What you will do
Transcribe the entries below exactly.

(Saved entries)
········

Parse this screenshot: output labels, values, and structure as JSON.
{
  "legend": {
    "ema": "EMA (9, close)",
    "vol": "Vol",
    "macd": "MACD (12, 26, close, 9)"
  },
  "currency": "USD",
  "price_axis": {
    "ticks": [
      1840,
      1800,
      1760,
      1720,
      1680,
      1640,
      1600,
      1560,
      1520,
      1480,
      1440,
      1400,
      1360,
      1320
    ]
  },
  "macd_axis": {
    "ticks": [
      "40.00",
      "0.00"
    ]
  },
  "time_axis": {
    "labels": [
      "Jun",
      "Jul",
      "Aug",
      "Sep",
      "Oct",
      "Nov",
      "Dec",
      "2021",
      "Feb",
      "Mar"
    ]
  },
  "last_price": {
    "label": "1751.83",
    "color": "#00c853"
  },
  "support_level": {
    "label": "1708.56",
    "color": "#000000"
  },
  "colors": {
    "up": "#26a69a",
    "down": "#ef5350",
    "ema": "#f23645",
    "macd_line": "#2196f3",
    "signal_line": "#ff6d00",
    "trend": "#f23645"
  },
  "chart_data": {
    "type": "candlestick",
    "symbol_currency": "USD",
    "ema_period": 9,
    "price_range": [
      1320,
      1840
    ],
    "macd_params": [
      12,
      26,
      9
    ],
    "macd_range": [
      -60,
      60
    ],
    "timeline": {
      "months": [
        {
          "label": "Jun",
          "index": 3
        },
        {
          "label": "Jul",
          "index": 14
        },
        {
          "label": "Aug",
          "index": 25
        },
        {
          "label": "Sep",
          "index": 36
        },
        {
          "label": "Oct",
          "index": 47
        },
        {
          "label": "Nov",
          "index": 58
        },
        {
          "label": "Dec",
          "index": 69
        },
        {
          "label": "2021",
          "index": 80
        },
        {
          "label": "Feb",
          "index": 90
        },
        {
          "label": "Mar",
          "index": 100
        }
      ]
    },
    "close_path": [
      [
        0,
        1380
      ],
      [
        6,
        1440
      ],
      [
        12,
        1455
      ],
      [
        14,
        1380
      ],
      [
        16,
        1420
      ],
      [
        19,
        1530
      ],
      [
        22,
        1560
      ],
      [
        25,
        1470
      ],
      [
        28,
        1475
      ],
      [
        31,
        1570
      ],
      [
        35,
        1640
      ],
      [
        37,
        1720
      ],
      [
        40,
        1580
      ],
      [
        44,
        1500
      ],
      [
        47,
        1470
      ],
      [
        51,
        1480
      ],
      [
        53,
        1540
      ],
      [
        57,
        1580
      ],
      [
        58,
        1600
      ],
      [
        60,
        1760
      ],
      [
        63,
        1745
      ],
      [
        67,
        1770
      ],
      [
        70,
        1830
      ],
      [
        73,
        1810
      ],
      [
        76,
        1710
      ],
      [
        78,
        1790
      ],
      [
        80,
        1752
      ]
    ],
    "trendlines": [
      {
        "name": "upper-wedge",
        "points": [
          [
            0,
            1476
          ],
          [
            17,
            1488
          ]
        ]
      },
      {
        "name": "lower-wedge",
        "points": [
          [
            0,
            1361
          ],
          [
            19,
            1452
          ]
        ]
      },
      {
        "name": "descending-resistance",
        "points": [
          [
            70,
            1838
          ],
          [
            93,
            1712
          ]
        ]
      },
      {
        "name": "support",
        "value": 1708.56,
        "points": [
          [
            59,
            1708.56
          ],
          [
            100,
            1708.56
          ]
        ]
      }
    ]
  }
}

········

Result of the task
Parse this screenshot: output labels, values, and structure as JSON.
{
  "legend": {
    "ema": "EMA (9, close)",
    "vol": "Vol",
    "macd": "MACD (12, 26, close, 9)"
  },
  "currency": "USD",
  "price_axis": {
    "ticks": [
      1840,
      1800,
      1760,
      1720,
      1680,
      1640,
      1600,
      1560,
      1520,
      1480,
      1440,
      1400,
      1360,
      1320
    ]
  },
  "macd_axis": {
    "ticks": [
      "40.00",
      "0.00"
    ]
  },
  "time_axis": {
    "labels": [
      "Jun",
      "Jul",
      "Aug",
      "Sep",
      "Oct",
      "Nov",
      "Dec",
      "2021",
      "Feb",
      "Mar"
    ]
  },
  "last_price": {
    "label": "1751.83",
    "color": "#00c853"
  },
  "support_level": {
    "label": "1708.56",
    "color": "#000000"
  },
  "colors": {
    "up": "#26a69a",
    "down": "#ef5350",
    "ema": "#f23645",
    "macd_line": "#2196f3",
    "signal_line": "#ff6d00",
    "trend": "#f23645"
  },
  "chart_data": {
    "type": "candlestick",
    "symbol_currency": "USD",
    "ema_period": 9,
    "price_range": [
      1320,
      1840
    ],
    "macd_params": [
      12,
      26,
      9
    ],
    "macd_range": [
      -60,
      60
    ],
    "timeline": {
      "months": [
        {
          "label": "Jun",
          "index": 3
        },
        {
          "label": "Jul",
          "index": 14
        },
        {
          "label": "Aug",
          "index": 25
        },
        {
          "label": "Sep",
          "index": 36
        },
        {
          "label": "Oct",
          "index": 47
        },
        {
          "label": "Nov",
          "index": 58
        },
        {
          "label": "Dec",
          "index": 69
        },
        {
          "label": "2021",
          "index": 80
        },
        {
          "label": "Feb",
          "index": 90
        },
        {
          "label": "Mar",
          "index": 100
        }
      ]
    },
    "close_path": [
      [
        0,
        1380
      ],
      [
        6,
        1440
      ],
      [
        12,
        1455
      ],
      [
        14,
        1380
      ],
      [
        16,
        1420
      ],
      [
        19,
        1530
      ],
      [
        22,
        1560
      ],
      [
        25,
        1470
      ],
      [
        28,
        1475
      ],
      [
        31,
        1570
      ],
      [
        35,
        1640
      ],
      [
        37,
        1720
      ],
      [
        40,
        1580
      ],
      [
        44,
        1500
      ],
      [
        47,
        1470
      ],
      [
        51,
        1480
      ],
      [
        53,
        1540
      ],
      [
        57,
        1580
      ],
      [
        58,
        1600
      ],
      [
        60,
        1760
      ],
      [
        63,
        1745
      ],
      [
        67,
        1770
      ],
      [
        70,
        1830
      ],
      [
        73,
        1810
      ],
      [
        76,
        1710
      ],
      [
        78,
        1790
      ],
      [
        80,
        1752
      ]
    ],
    "trendlines": [
      {
        "name": "upper-wedge",
        "points": [
          [
            0,
            1476
          ],
          [
            17,
            1488
          ]
        ]
      },
      {
        "name": "lower-wedge",
        "points": [
          [
            0,
            1361
          ],
          [
            19,
            1452
          ]
        ]
      },
      {
        "name": "descending-resistance",
        "points": [
          [
            70,
            1838
          ],
          [
            93,
            1712
          ]
        ]
      },
      {
        "name": "support",
        "value": 1708.56,
        "points": [
          [
            59,
            1708.56
          ],
          [
            100,
            1708.56
          ]
        ]
      }
    ]
  }
}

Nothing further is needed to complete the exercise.